Task details =>
Separate out the lines that hold "title".
**** Items
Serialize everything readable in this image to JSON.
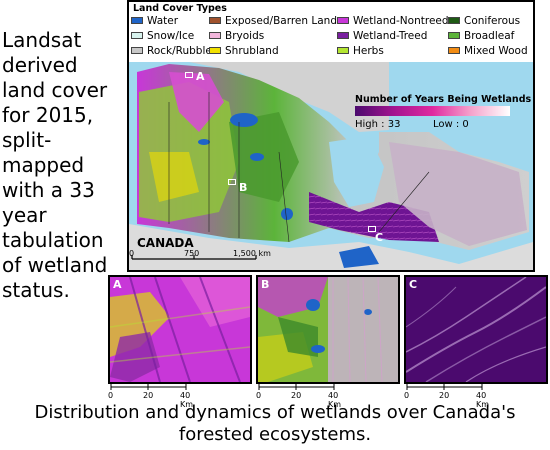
{
  "description": "Landsat derived land cover for 2015, split-mapped with a 33 year tabulation of wetland status.",
  "caption": "Distribution and dynamics of wetlands over Canada's forested ecosystems.",
  "legend": {
    "title": "Land Cover Types",
    "items": [
      {
        "label": "Water",
        "color": "#1f64c8"
      },
      {
        "label": "Snow/Ice",
        "color": "#d8f3ee"
      },
      {
        "label": "Rock/Rubble",
        "color": "#c8c8c8"
      },
      {
        "label": "Exposed/Barren Land",
        "color": "#a0522d"
      },
      {
        "label": "Bryoids",
        "color": "#f3b6dc"
      },
      {
        "label": "Shrubland",
        "color": "#f2e100"
      },
      {
        "label": "Wetland-Nontreed",
        "color": "#c837d8"
      },
      {
        "label": "Wetland-Treed",
        "color": "#7a1fa0"
      },
      {
        "label": "Herbs",
        "color": "#b4e632"
      },
      {
        "label": "Coniferous",
        "color": "#1e5a14"
      },
      {
        "label": "Broadleaf",
        "color": "#5cb43a"
      },
      {
        "label": "Mixed Wood",
        "color": "#f28c14"
      }
    ]
  },
  "wetland_legend": {
    "title": "Number of Years Being Wetlands",
    "high": "High : 33",
    "low": "Low : 0",
    "color_high": "#4b0a6e",
    "color_low": "#ffffff"
  },
  "map": {
    "country_label": "CANADA",
    "markers": {
      "a": "A",
      "b": "B",
      "c": "C"
    },
    "scale": {
      "ticks": [
        "0",
        "750",
        "1,500 km"
      ]
    }
  },
  "insets": [
    {
      "label": "A",
      "scale_ticks": [
        "0",
        "20",
        "40 Km"
      ]
    },
    {
      "label": "B",
      "scale_ticks": [
        "0",
        "20",
        "40 Km"
      ]
    },
    {
      "label": "C",
      "scale_ticks": [
        "0",
        "20",
        "40 Km"
      ]
    }
  ]
}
********
Right answer =>
    "title": "Land Cover Types",
    "title": "Number of Years Being Wetlands",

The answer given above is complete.